DATASET:
— Begin —

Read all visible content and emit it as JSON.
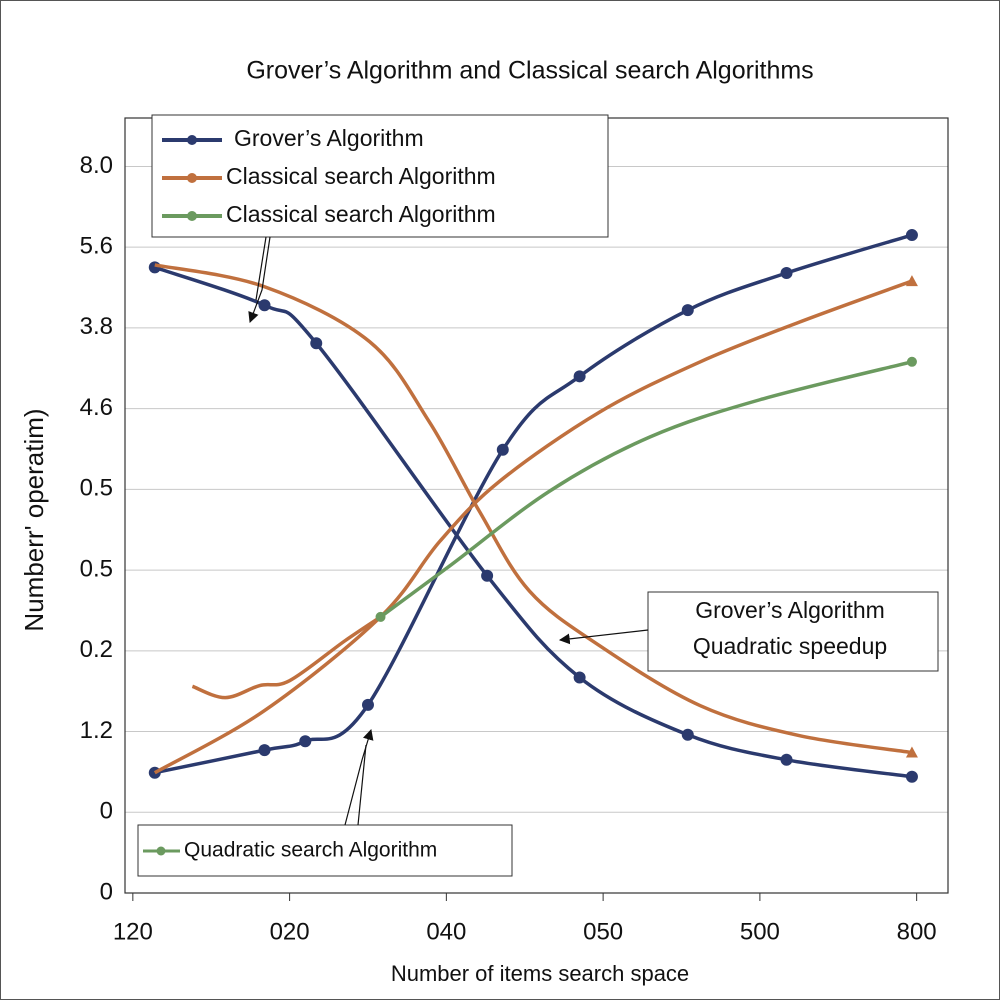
{
  "chart_data": {
    "type": "line",
    "title": "Grover’s Algorithm and Classical search Algorithms",
    "x_label": "Number of items search space",
    "y_label": "Numberr' operatim)",
    "xlim": [
      -0.05,
      5.2
    ],
    "ylim": [
      0,
      9.6
    ],
    "xticks": [
      {
        "value": 0,
        "label": "120"
      },
      {
        "value": 1,
        "label": "020"
      },
      {
        "value": 2,
        "label": "040"
      },
      {
        "value": 3,
        "label": "050"
      },
      {
        "value": 4,
        "label": "500"
      },
      {
        "value": 5,
        "label": "800"
      }
    ],
    "yticks": [
      {
        "value": 0,
        "label": "0"
      },
      {
        "value": 1,
        "label": "0"
      },
      {
        "value": 2,
        "label": "1.2"
      },
      {
        "value": 3,
        "label": "0.2"
      },
      {
        "value": 4,
        "label": "0.5"
      },
      {
        "value": 5,
        "label": "0.5"
      },
      {
        "value": 6,
        "label": "4.6"
      },
      {
        "value": 7,
        "label": "3.8"
      },
      {
        "value": 8,
        "label": "5.6"
      },
      {
        "value": 9,
        "label": "8.0"
      }
    ],
    "grid": true,
    "series": [
      {
        "color": "#2b3a6e",
        "marker": "circle",
        "x": [
          0.14,
          0.84,
          1.17,
          2.26,
          2.85,
          3.54,
          4.17,
          4.97
        ],
        "values": [
          7.75,
          7.28,
          6.81,
          3.93,
          2.67,
          1.96,
          1.65,
          1.44
        ]
      },
      {
        "color": "#2b3a6e",
        "marker": "circle",
        "x": [
          0.14,
          0.84,
          1.1,
          1.5,
          2.36,
          2.85,
          3.54,
          4.17,
          4.97
        ],
        "values": [
          1.49,
          1.77,
          1.88,
          2.33,
          5.49,
          6.4,
          7.22,
          7.68,
          8.15
        ]
      },
      {
        "color": "#c0703e",
        "marker": "triangle-end",
        "x": [
          0.14,
          0.84,
          1.51,
          1.89,
          2.21,
          2.53,
          2.98,
          3.62,
          4.25,
          4.97
        ],
        "values": [
          7.78,
          7.51,
          6.83,
          5.84,
          4.73,
          3.74,
          3.06,
          2.32,
          1.95,
          1.74
        ]
      },
      {
        "color": "#c0703e",
        "marker": "triangle-end",
        "x": [
          0.14,
          0.84,
          1.58,
          1.96,
          2.34,
          2.98,
          3.62,
          4.25,
          4.97
        ],
        "values": [
          1.49,
          2.26,
          3.42,
          4.36,
          5.1,
          5.96,
          6.58,
          7.07,
          7.58
        ]
      },
      {
        "color": "#c0703e",
        "marker": "none",
        "x": [
          0.38,
          0.59,
          0.81,
          1.0,
          1.35,
          1.58
        ],
        "values": [
          2.56,
          2.42,
          2.57,
          2.63,
          3.12,
          3.42
        ]
      },
      {
        "color": "#6b9a5f",
        "marker": "circle-ends",
        "x": [
          1.58,
          2.02,
          2.66,
          3.3,
          4.0,
          4.97
        ],
        "values": [
          3.42,
          4.05,
          4.98,
          5.65,
          6.11,
          6.58
        ]
      }
    ],
    "legend": [
      {
        "label": "Grover’s Algorithm",
        "color": "#2b3a6e"
      },
      {
        "label": "Classical search Algorithm",
        "color": "#c0703e"
      },
      {
        "label": "Classical search Algorithm",
        "color": "#6b9a5f"
      }
    ],
    "legend_bottom": [
      {
        "label": "Quadratic search Algorithm",
        "color": "#6b9a5f"
      }
    ],
    "annotation": [
      "Grover’s Algorithm",
      "Quadratic speedup"
    ]
  }
}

— End —

PROBLEM:
Go through the entries and return each line where the word "Algorithm" appears.

WRITTEN ANSWER:
    "title": "Grover’s Algorithm and Classical search Algorithms",
        "label": "Grover’s Algorithm",
        "label": "Classical search Algorithm",
        "label": "Classical search Algorithm",
        "label": "Quadratic search Algorithm",
      "Grover’s Algorithm",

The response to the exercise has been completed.